The records below need retyping in full; give them again exactly.

[Material shown]
────────

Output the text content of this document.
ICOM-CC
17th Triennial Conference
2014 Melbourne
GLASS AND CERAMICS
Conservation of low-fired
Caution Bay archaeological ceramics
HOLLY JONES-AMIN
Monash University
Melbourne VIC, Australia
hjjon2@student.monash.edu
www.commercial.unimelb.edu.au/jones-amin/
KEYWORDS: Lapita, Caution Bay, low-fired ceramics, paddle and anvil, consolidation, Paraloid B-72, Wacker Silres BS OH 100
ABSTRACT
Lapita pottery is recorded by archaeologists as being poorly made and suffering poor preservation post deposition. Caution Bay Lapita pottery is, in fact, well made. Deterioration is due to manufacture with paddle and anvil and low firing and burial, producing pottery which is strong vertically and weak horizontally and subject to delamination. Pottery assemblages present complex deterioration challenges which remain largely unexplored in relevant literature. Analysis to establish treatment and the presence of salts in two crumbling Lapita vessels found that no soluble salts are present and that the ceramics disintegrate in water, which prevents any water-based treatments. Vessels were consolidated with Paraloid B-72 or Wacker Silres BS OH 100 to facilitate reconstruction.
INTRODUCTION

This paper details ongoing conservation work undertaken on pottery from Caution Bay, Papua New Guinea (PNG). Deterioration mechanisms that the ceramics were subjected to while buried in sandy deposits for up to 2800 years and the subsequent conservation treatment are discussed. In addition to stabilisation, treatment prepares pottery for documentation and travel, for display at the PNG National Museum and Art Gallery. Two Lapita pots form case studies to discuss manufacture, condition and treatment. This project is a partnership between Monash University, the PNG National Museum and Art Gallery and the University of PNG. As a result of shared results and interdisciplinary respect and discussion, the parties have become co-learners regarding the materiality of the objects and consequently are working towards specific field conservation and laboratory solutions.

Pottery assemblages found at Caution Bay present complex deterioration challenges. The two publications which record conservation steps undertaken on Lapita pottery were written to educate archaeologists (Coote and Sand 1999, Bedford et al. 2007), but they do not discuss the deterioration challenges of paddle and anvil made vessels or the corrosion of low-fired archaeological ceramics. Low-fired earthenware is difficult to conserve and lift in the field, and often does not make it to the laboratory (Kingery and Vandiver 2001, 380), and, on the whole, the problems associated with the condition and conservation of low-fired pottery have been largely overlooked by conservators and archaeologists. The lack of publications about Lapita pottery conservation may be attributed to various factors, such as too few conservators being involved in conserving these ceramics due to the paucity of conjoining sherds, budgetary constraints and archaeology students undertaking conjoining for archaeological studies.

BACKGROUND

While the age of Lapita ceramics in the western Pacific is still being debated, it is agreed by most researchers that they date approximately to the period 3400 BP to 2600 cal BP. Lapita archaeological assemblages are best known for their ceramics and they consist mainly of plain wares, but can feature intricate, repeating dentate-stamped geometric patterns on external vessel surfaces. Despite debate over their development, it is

────────

[Result of the task]
Output the text content of this document.
ICOM-CC
17th Triennial Conference
2014 Melbourne
GLASS AND CERAMICS
Conservation of low-fired
Caution Bay archaeological ceramics
HOLLY JONES-AMIN
Monash University
Melbourne VIC, Australia
hjjon2@student.monash.edu
www.commercial.unimelb.edu.au/jones-amin/
KEYWORDS: Lapita, Caution Bay, low-fired ceramics, paddle and anvil, consolidation, Paraloid B-72, Wacker Silres BS OH 100
ABSTRACT
Lapita pottery is recorded by archaeologists as being poorly made and suffering poor preservation post deposition. Caution Bay Lapita pottery is, in fact, well made. Deterioration is due to manufacture with paddle and anvil and low firing and burial, producing pottery which is strong vertically and weak horizontally and subject to delamination. Pottery assemblages present complex deterioration challenges which remain largely unexplored in relevant literature. Analysis to establish treatment and the presence of salts in two crumbling Lapita vessels found that no soluble salts are present and that the ceramics disintegrate in water, which prevents any water-based treatments. Vessels were consolidated with Paraloid B-72 or Wacker Silres BS OH 100 to facilitate reconstruction.
INTRODUCTION

This paper details ongoing conservation work undertaken on pottery from Caution Bay, Papua New Guinea (PNG). Deterioration mechanisms that the ceramics were subjected to while buried in sandy deposits for up to 2800 years and the subsequent conservation treatment are discussed. In addition to stabilisation, treatment prepares pottery for documentation and travel, for display at the PNG National Museum and Art Gallery. Two Lapita pots form case studies to discuss manufacture, condition and treatment. This project is a partnership between Monash University, the PNG National Museum and Art Gallery and the University of PNG. As a result of shared results and interdisciplinary respect and discussion, the parties have become co-learners regarding the materiality of the objects and consequently are working towards specific field conservation and laboratory solutions.

Pottery assemblages found at Caution Bay present complex deterioration challenges. The two publications which record conservation steps undertaken on Lapita pottery were written to educate archaeologists (Coote and Sand 1999, Bedford et al. 2007), but they do not discuss the deterioration challenges of paddle and anvil made vessels or the corrosion of low-fired archaeological ceramics. Low-fired earthenware is difficult to conserve and lift in the field, and often does not make it to the laboratory (Kingery and Vandiver 2001, 380), and, on the whole, the problems associated with the condition and conservation of low-fired pottery have been largely overlooked by conservators and archaeologists. The lack of publications about Lapita pottery conservation may be attributed to various factors, such as too few conservators being involved in conserving these ceramics due to the paucity of conjoining sherds, budgetary constraints and archaeology students undertaking conjoining for archaeological studies.

BACKGROUND

While the age of Lapita ceramics in the western Pacific is still being debated, it is agreed by most researchers that they date approximately to the period 3400 BP to 2600 cal BP. Lapita archaeological assemblages are best known for their ceramics and they consist mainly of plain wares, but can feature intricate, repeating dentate-stamped geometric patterns on external vessel surfaces. Despite debate over their development, it is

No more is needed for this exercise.